**TASK DETAILS**
Look through the listing for the word "this". Copy each line that has it.

Some records
::::

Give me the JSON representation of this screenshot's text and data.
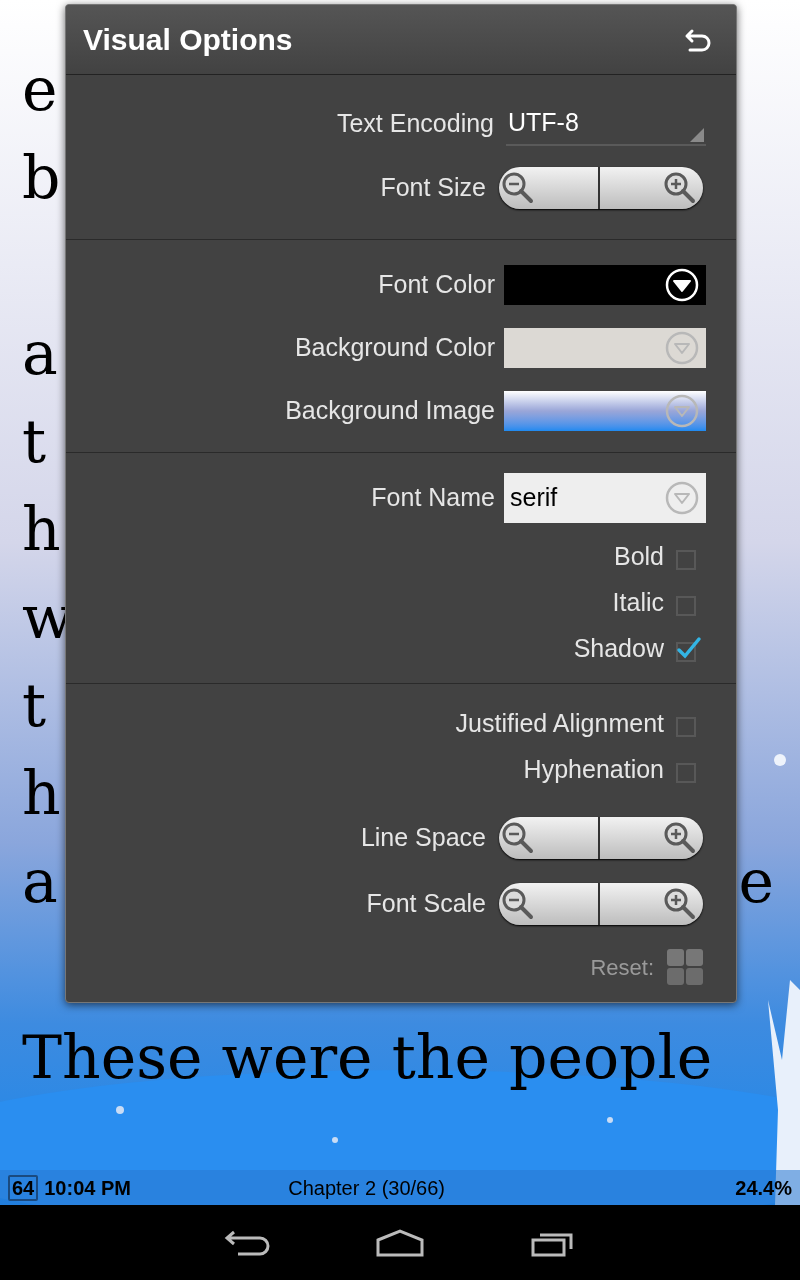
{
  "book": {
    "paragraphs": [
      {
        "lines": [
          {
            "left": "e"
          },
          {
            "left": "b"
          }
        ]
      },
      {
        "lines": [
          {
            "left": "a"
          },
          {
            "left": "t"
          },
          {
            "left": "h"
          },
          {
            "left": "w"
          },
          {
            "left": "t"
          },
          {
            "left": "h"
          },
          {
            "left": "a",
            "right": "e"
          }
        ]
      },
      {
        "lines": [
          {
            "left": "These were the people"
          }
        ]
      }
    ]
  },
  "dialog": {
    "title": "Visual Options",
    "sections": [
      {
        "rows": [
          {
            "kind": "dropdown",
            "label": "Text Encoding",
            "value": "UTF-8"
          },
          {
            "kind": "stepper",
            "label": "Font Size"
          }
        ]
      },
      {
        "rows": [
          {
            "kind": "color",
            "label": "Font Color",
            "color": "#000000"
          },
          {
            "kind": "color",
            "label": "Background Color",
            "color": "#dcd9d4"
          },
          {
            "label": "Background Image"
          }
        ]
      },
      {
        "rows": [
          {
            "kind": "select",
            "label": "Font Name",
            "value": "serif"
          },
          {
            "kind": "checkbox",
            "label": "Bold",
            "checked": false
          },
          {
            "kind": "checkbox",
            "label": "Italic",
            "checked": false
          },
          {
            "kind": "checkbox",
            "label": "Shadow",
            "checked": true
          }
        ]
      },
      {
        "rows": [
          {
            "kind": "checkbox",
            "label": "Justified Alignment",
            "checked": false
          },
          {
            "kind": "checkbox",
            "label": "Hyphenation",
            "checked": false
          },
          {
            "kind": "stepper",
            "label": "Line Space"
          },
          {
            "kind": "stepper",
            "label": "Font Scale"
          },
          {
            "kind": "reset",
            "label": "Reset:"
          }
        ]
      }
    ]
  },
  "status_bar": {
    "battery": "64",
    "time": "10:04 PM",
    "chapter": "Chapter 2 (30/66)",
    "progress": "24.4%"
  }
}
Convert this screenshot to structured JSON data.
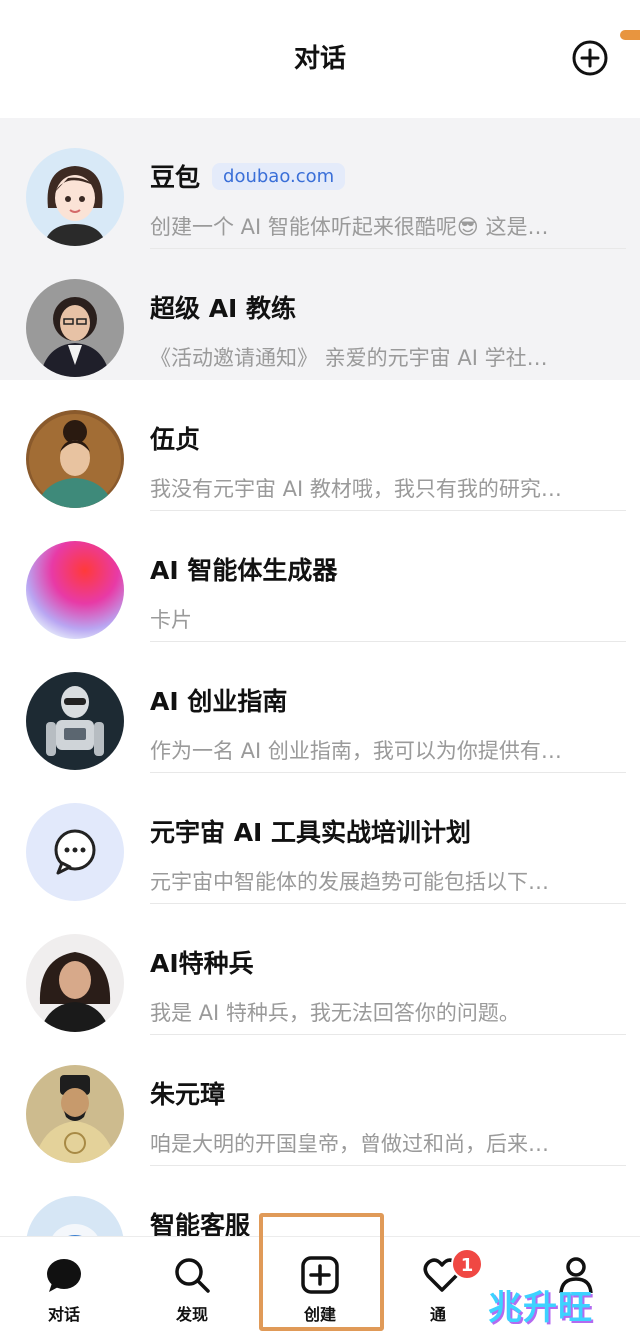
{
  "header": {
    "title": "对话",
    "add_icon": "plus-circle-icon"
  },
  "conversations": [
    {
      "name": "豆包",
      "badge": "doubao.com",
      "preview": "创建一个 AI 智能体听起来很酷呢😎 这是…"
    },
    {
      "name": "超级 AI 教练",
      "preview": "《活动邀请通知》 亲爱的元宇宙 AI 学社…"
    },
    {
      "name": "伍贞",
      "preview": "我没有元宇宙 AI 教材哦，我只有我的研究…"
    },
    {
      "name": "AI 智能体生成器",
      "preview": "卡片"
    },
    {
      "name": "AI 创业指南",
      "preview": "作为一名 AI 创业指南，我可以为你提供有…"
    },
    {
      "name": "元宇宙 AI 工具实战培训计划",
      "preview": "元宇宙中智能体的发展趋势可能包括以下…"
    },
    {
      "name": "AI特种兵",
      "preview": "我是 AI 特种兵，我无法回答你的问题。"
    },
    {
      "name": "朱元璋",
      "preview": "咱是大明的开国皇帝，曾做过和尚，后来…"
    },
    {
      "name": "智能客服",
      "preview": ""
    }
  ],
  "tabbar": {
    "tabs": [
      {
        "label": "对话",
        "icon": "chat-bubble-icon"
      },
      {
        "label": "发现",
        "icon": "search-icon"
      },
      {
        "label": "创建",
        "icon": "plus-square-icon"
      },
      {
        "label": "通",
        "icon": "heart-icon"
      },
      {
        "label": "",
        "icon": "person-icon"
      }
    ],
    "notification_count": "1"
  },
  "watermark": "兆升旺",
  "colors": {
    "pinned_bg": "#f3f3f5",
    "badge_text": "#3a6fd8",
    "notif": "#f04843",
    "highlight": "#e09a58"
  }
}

::::

**IN RESPONSE**
Give me the JSON representation of this screenshot's text and data.
Convert this screenshot to structured JSON data.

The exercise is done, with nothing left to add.